# What this task involves
Your answer should be the line containing "Enumerate this screenshot's" and every line after it to the end of the records below, word for word.

── Exercise inputs

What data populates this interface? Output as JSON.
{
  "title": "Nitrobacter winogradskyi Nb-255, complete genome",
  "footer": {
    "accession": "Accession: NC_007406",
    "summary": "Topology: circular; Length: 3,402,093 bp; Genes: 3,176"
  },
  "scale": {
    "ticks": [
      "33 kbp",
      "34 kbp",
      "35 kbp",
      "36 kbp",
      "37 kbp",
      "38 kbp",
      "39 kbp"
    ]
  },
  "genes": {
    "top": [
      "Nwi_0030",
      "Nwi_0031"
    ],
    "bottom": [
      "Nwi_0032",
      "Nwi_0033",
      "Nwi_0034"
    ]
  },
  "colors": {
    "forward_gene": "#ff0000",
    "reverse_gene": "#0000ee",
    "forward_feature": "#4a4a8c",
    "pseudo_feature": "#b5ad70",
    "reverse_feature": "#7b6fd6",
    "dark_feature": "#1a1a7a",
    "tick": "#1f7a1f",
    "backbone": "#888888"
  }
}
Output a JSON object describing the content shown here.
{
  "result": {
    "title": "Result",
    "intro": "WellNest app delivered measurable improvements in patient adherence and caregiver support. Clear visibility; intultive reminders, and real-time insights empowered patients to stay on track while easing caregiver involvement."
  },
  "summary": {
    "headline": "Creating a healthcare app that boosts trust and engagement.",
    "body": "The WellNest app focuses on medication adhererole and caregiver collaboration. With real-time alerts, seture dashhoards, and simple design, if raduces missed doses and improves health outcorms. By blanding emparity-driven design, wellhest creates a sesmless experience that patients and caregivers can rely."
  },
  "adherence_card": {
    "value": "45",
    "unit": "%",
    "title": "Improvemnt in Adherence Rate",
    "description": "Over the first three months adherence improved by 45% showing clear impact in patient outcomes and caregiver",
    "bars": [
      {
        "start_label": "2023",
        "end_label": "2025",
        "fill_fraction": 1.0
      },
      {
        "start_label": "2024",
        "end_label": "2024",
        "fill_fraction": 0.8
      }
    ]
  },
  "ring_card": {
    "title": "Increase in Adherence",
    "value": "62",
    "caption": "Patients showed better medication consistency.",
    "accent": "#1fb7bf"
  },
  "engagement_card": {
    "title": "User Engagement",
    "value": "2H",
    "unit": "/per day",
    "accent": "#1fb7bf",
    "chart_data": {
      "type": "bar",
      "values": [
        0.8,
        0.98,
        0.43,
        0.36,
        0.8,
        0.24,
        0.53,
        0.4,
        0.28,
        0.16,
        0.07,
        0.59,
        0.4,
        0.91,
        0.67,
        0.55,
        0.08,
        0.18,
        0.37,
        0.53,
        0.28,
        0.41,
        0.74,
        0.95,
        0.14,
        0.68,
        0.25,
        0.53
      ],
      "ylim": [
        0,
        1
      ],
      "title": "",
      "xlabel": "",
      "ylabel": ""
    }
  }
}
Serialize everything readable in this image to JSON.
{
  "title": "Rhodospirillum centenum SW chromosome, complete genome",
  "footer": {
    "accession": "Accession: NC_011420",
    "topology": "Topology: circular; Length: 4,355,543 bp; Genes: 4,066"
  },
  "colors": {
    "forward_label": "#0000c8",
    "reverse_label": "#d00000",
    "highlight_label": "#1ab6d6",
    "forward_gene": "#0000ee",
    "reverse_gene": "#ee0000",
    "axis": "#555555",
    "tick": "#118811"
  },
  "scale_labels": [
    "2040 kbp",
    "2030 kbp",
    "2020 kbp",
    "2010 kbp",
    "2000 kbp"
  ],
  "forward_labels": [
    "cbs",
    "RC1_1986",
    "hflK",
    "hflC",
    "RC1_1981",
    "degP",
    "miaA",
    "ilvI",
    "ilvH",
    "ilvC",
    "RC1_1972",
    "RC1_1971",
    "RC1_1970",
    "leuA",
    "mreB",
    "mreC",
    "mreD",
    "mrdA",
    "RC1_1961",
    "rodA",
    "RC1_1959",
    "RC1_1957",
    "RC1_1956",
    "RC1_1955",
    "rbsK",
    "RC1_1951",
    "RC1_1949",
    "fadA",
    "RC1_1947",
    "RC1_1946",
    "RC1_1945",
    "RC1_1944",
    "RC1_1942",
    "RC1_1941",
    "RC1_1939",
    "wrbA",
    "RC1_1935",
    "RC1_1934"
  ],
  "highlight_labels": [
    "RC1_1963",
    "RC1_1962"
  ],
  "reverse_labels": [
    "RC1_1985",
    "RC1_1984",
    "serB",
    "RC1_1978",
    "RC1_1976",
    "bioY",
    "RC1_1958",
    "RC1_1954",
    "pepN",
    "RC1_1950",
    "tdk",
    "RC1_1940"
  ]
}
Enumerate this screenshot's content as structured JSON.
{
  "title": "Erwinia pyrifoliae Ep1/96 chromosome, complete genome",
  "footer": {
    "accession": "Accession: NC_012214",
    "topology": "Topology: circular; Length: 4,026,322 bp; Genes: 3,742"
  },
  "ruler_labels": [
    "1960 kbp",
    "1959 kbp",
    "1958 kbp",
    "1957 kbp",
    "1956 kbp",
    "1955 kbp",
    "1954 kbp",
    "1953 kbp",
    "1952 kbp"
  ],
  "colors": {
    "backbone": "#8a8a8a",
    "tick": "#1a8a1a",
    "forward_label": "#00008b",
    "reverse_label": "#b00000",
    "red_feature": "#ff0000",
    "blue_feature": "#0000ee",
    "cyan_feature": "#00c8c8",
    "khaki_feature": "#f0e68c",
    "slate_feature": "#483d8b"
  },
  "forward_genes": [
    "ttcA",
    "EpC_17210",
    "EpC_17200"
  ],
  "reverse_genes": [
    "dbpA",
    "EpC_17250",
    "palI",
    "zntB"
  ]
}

────

# Finished task
Enumerate this screenshot's content as structured JSON.
{
  "title": "Erwinia pyrifoliae Ep1/96 chromosome, complete genome",
  "footer": {
    "accession": "Accession: NC_012214",
    "topology": "Topology: circular; Length: 4,026,322 bp; Genes: 3,742"
  },
  "ruler_labels": [
    "1960 kbp",
    "1959 kbp",
    "1958 kbp",
    "1957 kbp",
    "1956 kbp",
    "1955 kbp",
    "1954 kbp",
    "1953 kbp",
    "1952 kbp"
  ],
  "colors": {
    "backbone": "#8a8a8a",
    "tick": "#1a8a1a",
    "forward_label": "#00008b",
    "reverse_label": "#b00000",
    "red_feature": "#ff0000",
    "blue_feature": "#0000ee",
    "cyan_feature": "#00c8c8",
    "khaki_feature": "#f0e68c",
    "slate_feature": "#483d8b"
  },
  "forward_genes": [
    "ttcA",
    "EpC_17210",
    "EpC_17200"
  ],
  "reverse_genes": [
    "dbpA",
    "EpC_17250",
    "palI",
    "zntB"
  ]
}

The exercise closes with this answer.